- _Work required_
From the records, pick out and copy each line containing "doux".

## start Entries shown

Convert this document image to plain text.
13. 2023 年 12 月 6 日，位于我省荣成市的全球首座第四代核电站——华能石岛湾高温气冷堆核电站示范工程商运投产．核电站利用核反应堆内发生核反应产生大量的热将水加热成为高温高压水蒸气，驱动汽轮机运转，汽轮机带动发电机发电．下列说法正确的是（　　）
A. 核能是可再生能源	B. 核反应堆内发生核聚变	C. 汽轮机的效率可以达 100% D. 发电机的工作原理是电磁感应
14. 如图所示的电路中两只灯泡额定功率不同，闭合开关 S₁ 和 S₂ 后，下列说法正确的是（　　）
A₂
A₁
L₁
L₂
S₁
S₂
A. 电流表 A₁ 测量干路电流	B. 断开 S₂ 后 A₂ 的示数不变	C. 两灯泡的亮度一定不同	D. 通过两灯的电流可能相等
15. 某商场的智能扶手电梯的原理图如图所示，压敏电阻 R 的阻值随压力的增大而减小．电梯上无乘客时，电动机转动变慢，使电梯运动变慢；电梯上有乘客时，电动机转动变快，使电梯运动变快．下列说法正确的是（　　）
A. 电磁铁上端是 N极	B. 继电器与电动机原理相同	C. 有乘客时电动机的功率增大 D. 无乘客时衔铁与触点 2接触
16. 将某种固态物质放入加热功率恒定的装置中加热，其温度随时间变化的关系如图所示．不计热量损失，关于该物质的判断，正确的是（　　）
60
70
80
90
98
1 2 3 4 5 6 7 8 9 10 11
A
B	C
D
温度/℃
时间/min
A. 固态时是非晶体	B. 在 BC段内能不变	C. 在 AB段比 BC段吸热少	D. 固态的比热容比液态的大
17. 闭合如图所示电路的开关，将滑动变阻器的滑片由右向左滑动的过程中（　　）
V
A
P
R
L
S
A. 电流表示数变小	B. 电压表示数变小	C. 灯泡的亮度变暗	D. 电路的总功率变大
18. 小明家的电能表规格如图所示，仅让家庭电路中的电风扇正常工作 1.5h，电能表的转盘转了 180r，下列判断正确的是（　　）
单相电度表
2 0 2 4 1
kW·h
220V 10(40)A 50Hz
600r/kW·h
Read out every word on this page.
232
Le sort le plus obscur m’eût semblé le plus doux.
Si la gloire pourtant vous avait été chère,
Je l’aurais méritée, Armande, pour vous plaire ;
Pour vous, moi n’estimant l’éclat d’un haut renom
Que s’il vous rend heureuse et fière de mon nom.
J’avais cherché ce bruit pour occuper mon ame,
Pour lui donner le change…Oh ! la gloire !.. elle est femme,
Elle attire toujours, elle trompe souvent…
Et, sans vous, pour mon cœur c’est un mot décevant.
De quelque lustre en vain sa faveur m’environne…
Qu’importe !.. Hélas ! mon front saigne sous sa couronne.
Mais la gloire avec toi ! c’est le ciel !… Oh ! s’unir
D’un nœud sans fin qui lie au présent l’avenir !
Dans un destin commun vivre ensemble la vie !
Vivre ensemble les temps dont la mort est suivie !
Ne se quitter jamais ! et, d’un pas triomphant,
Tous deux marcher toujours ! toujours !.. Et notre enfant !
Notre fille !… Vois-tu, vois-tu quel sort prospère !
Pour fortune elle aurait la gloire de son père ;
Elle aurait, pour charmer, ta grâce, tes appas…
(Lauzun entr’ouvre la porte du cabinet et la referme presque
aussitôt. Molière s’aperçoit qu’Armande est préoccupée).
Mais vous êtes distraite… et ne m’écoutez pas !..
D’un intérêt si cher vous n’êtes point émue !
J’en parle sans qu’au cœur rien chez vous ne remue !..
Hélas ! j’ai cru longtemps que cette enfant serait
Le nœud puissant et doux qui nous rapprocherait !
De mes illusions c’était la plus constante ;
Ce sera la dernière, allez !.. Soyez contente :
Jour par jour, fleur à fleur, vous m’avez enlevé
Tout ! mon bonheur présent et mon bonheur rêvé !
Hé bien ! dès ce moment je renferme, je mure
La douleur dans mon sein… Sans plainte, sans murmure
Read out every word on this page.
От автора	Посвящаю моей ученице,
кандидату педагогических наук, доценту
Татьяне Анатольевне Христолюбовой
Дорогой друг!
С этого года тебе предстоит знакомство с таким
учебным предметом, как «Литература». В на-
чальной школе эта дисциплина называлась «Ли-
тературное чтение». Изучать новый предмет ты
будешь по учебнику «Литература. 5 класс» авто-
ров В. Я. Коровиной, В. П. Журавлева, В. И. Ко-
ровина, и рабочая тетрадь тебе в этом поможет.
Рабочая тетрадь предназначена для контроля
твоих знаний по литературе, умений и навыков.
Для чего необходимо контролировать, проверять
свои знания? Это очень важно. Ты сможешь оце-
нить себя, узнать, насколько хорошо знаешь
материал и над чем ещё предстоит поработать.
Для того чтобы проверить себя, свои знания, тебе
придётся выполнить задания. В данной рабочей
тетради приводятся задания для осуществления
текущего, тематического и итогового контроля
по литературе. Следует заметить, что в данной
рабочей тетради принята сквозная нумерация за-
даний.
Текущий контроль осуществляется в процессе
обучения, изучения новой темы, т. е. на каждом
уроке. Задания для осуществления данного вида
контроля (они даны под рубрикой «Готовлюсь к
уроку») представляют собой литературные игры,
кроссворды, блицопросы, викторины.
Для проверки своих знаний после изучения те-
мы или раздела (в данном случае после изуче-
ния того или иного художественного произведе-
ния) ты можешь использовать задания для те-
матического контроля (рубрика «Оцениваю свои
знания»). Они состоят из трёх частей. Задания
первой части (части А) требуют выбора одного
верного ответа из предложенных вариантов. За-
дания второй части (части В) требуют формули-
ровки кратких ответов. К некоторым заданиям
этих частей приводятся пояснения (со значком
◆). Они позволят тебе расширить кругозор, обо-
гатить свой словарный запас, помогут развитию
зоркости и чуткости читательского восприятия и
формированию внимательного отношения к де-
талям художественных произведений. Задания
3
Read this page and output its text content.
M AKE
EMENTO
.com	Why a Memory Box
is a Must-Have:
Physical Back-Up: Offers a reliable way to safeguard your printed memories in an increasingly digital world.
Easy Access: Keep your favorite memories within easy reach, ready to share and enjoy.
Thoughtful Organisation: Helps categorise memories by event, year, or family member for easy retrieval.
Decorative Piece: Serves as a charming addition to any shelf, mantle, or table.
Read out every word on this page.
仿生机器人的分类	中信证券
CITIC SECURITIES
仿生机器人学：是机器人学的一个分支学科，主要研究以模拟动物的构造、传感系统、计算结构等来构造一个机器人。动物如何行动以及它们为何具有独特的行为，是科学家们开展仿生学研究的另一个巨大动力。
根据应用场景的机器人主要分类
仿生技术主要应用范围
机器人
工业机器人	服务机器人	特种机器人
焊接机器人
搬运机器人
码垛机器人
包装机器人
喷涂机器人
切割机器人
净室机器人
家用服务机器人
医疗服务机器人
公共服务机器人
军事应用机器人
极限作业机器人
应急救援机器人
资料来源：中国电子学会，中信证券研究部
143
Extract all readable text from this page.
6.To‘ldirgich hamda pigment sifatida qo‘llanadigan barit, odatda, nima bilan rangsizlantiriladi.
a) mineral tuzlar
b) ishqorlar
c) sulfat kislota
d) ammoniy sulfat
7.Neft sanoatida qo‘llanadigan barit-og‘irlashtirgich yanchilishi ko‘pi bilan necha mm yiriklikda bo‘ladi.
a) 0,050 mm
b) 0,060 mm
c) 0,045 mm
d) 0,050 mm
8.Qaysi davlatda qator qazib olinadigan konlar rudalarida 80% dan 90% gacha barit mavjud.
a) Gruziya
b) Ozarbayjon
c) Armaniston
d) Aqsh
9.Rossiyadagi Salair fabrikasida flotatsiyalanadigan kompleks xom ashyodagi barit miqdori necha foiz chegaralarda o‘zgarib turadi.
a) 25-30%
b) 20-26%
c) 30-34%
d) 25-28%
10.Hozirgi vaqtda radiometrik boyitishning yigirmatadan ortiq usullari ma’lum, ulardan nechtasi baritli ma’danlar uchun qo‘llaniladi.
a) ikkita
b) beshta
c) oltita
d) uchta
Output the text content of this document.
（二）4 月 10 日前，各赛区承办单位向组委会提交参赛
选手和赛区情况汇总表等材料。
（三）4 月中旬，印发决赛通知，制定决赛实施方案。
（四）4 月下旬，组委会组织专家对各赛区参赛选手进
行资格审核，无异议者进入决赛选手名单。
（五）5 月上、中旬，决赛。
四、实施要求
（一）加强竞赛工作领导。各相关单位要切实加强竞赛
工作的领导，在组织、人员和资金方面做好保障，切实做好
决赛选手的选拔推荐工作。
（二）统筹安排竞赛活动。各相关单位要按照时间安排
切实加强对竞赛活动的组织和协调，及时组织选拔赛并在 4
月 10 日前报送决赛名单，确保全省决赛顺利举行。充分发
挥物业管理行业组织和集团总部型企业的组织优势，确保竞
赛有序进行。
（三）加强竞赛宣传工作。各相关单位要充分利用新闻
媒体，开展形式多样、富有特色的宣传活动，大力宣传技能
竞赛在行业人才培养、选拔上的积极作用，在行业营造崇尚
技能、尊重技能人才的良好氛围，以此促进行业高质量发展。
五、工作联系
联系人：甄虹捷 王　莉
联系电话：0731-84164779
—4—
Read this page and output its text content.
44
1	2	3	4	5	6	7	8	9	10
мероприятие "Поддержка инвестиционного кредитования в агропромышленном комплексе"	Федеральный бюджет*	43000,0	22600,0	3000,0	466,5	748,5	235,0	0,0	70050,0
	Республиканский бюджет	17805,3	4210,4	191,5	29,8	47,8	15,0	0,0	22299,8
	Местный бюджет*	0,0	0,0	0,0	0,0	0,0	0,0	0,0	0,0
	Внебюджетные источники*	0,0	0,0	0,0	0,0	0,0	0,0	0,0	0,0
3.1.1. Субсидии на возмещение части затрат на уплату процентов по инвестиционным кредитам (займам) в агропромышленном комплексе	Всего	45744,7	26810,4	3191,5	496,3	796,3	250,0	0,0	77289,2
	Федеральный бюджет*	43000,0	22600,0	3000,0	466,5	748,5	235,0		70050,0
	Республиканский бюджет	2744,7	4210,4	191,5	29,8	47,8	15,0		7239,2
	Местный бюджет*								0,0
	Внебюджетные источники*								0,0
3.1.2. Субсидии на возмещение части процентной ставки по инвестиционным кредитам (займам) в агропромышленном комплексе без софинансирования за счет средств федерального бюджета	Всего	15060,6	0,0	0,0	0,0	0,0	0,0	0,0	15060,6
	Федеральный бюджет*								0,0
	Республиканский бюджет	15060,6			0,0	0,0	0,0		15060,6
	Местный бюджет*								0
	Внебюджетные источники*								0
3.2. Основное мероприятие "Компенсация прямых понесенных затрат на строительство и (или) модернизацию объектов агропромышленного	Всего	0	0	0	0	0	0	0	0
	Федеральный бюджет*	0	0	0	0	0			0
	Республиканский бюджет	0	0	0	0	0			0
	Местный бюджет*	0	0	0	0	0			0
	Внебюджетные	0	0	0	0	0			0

## end Entries shown

- _Written reply_
Le sort le plus obscur m’eût semblé le plus doux.
Le nœud puissant et doux qui nous rapprocherait !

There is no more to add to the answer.